List all lines of the data that include the string "subtitle".

(Collected data entries)
## BEGIN

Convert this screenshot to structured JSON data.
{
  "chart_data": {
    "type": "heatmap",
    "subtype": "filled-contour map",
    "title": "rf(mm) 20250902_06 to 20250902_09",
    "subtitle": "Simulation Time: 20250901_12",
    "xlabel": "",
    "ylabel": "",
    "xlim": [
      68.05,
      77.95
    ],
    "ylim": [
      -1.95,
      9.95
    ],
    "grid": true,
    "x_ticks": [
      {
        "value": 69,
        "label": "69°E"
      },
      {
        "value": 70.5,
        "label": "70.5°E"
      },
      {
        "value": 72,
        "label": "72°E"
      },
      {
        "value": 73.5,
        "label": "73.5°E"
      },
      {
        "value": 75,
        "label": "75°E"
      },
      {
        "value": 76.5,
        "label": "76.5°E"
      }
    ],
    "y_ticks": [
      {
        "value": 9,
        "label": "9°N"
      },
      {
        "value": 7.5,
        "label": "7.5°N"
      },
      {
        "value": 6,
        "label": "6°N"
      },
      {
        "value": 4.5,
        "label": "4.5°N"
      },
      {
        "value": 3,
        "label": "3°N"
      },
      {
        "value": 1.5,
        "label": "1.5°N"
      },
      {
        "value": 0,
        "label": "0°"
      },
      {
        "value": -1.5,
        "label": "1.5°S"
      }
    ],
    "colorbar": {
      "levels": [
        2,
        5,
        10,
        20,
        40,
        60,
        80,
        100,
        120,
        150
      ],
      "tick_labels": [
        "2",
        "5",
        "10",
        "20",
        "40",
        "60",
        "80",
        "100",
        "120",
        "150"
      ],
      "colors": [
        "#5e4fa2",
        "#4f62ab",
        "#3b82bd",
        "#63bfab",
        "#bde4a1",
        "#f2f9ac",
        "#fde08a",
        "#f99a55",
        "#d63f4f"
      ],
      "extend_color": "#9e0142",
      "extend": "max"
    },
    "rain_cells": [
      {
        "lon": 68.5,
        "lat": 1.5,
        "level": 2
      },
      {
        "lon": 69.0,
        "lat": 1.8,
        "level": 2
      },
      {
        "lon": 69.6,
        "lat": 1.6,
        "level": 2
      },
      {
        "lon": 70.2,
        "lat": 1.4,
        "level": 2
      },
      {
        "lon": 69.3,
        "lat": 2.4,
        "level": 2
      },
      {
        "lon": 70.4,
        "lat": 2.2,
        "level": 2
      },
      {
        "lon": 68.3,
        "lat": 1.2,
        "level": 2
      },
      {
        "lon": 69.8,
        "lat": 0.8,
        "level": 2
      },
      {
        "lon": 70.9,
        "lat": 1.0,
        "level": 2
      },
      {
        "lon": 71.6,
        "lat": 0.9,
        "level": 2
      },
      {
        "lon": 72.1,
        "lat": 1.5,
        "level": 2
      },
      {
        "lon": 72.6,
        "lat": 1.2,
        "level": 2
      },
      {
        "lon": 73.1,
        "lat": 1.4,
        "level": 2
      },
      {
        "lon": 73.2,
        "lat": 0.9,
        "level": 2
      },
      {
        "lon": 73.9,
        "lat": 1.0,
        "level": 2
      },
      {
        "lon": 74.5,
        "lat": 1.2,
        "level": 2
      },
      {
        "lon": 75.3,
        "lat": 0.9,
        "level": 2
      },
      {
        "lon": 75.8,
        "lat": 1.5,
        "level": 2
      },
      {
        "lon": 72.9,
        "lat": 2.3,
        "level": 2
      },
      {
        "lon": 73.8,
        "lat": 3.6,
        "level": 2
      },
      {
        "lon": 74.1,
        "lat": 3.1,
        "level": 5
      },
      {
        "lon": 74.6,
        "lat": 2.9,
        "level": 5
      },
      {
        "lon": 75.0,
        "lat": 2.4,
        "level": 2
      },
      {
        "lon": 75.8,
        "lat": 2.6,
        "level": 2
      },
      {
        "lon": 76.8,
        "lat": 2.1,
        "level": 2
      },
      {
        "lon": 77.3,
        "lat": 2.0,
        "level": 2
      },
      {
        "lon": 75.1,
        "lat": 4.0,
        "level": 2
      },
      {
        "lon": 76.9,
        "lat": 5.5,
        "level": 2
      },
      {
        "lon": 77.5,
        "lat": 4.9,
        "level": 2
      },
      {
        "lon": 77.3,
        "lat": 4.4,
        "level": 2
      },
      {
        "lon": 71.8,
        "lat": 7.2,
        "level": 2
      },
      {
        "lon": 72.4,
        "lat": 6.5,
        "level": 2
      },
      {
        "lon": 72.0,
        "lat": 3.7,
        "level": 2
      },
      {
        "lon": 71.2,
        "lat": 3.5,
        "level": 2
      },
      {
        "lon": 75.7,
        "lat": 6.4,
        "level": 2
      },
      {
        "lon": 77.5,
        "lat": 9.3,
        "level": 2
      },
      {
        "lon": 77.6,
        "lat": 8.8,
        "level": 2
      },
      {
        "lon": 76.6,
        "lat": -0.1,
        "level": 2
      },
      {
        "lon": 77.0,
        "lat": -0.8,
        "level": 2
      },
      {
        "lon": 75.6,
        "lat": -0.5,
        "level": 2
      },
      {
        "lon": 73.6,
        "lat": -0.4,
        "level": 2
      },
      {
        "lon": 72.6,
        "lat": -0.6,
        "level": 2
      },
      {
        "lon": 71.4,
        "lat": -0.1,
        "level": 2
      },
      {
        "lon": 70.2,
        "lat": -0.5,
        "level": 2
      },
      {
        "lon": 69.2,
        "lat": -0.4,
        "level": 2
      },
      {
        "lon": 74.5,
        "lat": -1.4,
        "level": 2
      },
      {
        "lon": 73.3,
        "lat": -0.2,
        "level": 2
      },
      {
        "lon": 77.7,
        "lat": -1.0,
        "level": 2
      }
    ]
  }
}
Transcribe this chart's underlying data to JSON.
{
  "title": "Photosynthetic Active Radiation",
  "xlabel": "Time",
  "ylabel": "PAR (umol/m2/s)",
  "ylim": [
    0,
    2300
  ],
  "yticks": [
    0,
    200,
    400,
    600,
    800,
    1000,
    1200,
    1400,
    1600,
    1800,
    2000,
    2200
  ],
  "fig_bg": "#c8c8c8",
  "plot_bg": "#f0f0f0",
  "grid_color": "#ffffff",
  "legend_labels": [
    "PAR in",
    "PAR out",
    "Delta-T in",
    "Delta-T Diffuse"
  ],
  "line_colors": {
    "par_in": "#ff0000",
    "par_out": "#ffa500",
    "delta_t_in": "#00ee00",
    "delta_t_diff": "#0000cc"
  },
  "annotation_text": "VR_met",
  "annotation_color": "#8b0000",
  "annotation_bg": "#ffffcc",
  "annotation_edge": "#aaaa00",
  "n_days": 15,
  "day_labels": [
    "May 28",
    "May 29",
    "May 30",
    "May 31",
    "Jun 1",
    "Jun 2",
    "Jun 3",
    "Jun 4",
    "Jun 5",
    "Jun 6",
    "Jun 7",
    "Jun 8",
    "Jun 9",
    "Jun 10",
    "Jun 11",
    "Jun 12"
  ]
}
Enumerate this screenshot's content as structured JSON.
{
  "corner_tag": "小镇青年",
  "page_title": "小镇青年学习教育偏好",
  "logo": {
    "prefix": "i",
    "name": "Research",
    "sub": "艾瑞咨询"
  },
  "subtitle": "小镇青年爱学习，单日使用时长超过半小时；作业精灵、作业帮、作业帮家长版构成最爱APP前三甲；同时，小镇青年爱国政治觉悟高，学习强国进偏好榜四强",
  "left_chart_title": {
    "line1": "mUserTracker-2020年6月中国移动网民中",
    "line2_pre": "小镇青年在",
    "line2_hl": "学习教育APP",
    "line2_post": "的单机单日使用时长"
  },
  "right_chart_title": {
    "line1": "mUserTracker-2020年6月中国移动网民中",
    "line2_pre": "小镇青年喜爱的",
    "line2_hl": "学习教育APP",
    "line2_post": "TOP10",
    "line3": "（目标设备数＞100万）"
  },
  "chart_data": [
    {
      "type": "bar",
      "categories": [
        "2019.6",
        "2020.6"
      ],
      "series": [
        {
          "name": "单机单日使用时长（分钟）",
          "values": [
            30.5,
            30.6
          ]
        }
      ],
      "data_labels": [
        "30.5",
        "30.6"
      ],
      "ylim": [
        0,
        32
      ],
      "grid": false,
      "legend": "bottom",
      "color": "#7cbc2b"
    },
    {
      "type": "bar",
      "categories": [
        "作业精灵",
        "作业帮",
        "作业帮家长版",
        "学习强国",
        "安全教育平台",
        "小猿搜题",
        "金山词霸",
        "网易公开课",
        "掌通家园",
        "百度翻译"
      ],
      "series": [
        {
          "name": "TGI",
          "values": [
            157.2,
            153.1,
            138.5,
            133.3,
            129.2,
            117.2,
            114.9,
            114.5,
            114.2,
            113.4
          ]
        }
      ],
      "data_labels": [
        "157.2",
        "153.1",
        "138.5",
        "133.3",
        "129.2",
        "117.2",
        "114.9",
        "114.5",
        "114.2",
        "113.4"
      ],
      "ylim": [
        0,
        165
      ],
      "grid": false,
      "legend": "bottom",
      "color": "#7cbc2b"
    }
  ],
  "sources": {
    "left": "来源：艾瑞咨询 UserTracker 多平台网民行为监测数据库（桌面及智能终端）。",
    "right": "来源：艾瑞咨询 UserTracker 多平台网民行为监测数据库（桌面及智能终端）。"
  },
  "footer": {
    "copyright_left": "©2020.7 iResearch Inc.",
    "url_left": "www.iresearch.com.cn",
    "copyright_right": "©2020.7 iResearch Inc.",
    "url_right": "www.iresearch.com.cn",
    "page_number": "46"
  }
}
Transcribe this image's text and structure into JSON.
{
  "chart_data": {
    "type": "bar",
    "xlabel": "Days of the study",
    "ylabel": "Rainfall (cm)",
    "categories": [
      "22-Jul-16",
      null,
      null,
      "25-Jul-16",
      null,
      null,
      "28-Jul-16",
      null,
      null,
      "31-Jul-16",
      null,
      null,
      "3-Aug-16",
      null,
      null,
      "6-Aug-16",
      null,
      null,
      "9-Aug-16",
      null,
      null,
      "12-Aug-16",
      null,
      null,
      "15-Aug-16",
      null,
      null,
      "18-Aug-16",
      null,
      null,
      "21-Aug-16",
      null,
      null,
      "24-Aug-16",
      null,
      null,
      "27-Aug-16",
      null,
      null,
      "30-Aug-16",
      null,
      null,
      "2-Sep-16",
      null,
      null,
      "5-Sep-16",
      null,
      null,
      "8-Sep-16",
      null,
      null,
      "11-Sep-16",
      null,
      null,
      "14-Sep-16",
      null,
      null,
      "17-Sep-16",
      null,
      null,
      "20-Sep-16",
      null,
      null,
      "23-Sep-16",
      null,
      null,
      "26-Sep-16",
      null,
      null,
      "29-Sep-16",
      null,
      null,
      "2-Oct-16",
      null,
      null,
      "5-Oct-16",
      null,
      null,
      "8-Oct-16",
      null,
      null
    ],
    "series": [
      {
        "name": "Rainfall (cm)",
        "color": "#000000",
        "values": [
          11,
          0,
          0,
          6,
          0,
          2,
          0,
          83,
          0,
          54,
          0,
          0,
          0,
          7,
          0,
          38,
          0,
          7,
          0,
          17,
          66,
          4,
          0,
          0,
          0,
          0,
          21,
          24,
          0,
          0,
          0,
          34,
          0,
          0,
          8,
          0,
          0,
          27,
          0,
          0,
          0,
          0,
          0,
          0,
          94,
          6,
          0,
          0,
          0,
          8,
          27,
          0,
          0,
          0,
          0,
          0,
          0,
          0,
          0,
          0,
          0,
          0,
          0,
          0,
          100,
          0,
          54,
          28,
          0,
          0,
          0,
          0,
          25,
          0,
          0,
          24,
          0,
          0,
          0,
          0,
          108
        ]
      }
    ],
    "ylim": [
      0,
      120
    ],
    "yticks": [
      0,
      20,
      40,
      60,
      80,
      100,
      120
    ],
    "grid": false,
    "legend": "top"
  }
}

## END

▶ _FULL RESPONSE_
    "subtitle": "Simulation Time: 20250901_12",
  "subtitle": "小镇青年爱学习，单日使用时长超过半小时；作业精灵、作业帮、作业帮家长版构成最爱APP前三甲；同时，小镇青年爱国政治觉悟高，学习强国进偏好榜四强",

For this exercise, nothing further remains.